Saved entries:
^^^^
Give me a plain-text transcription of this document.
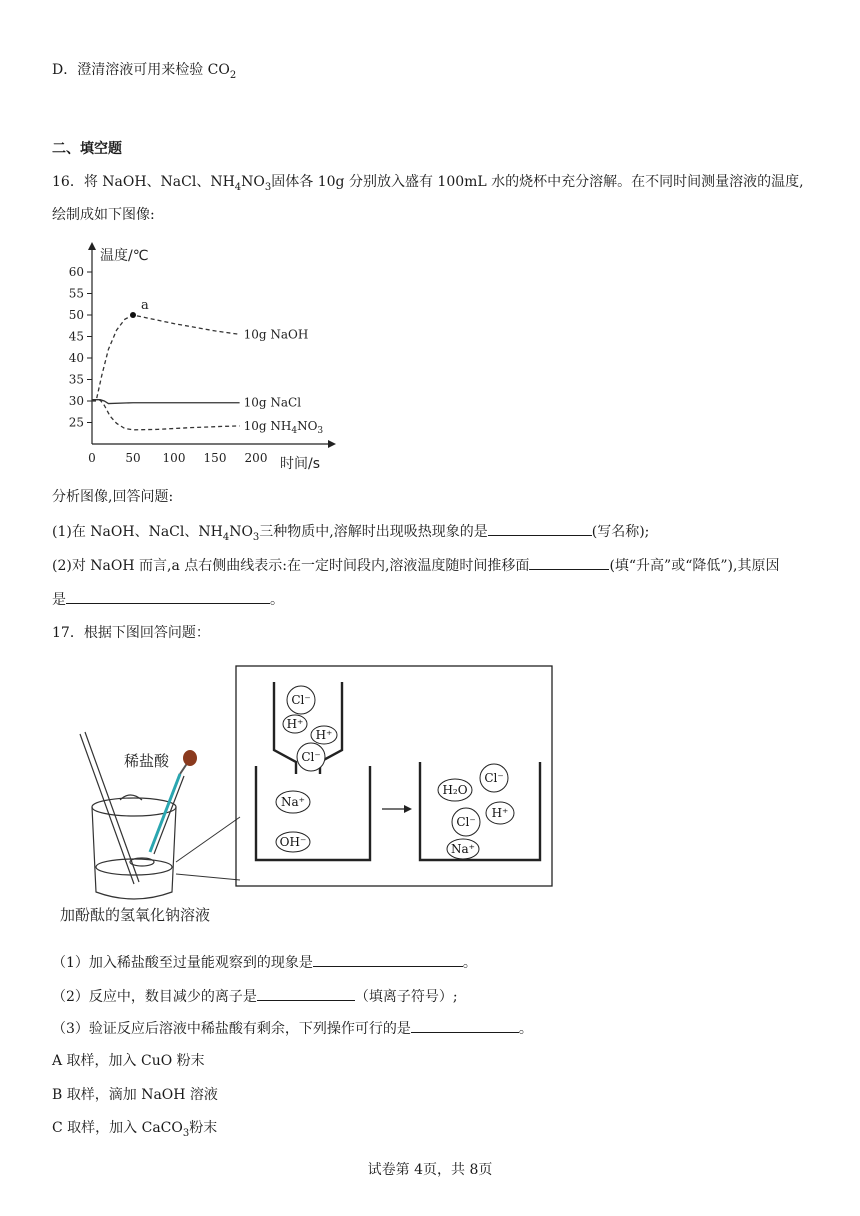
D．澄清溶液可用来检验 $CO_2$
二、填空题
16．将 NaOH、NaCl、$NH_4NO_3$固体各 10g 分别放入盛有 100mL 水的烧杯中充分溶解。在不同时间测量溶液的温度,
绘制成如下图像:
25
30
35
40
45
50
55
60
0 50 100 150 200
温度/℃
时间/s
10g NaOH
10g NaCl
10g $NH_4NO_3$
a
分析图像,回答问题:
(1)在 NaOH、NaCl、$NH_4NO_3$三种物质中,溶解时出现吸热现象的是	(写名称);
(2)对 NaOH 而言,a 点右侧曲线表示:在一定时间段内,溶液温度随时间推移面	(填“升高”或“降低”),其原因
是	。
17．根据下图回答问题：
稀盐酸
加酚酞的氢氧化钠溶液
Cl⁻
H⁺
H⁺
Cl⁻
Na⁺
OH⁻
H₂O
Cl⁻
H⁺
Cl⁻
Na⁺
（1）加入稀盐酸至过量能观察到的现象是	。
（2）反应中，数目减少的离子是	（填离子符号）;
（3）验证反应后溶液中稀盐酸有剩余，下列操作可行的是	。
A 取样，加入 CuO 粉末
B 取样，滴加 NaOH 溶液
C 取样，加入 CaCO$_3$粉末
试卷第 4页，共 8页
^^^^
■ Your goal
Reproduce the material word for word. Any pictures should be left out of the copy.

■ Answer to the problem
Give me a plain-text transcription of this document.
D．澄清溶液可用来检验 $CO_2$
二、填空题
16．将 NaOH、NaCl、$NH_4NO_3$固体各 10g 分别放入盛有 100mL 水的烧杯中充分溶解。在不同时间测量溶液的温度,
绘制成如下图像:
25
30
35
40
45
50
55
60
0 50 100 150 200
温度/℃
时间/s
10g NaOH
10g NaCl
10g $NH_4NO_3$
a
分析图像,回答问题:
(1)在 NaOH、NaCl、$NH_4NO_3$三种物质中,溶解时出现吸热现象的是	(写名称);
(2)对 NaOH 而言,a 点右侧曲线表示:在一定时间段内,溶液温度随时间推移面	(填“升高”或“降低”),其原因
是	。
17．根据下图回答问题：
稀盐酸
加酚酞的氢氧化钠溶液
Cl⁻
H⁺
H⁺
Cl⁻
Na⁺
OH⁻
H₂O
Cl⁻
H⁺
Cl⁻
Na⁺
（1）加入稀盐酸至过量能观察到的现象是	。
（2）反应中，数目减少的离子是	（填离子符号）;
（3）验证反应后溶液中稀盐酸有剩余，下列操作可行的是	。
A 取样，加入 CuO 粉末
B 取样，滴加 NaOH 溶液
C 取样，加入 CaCO$_3$粉末
试卷第 4页，共 8页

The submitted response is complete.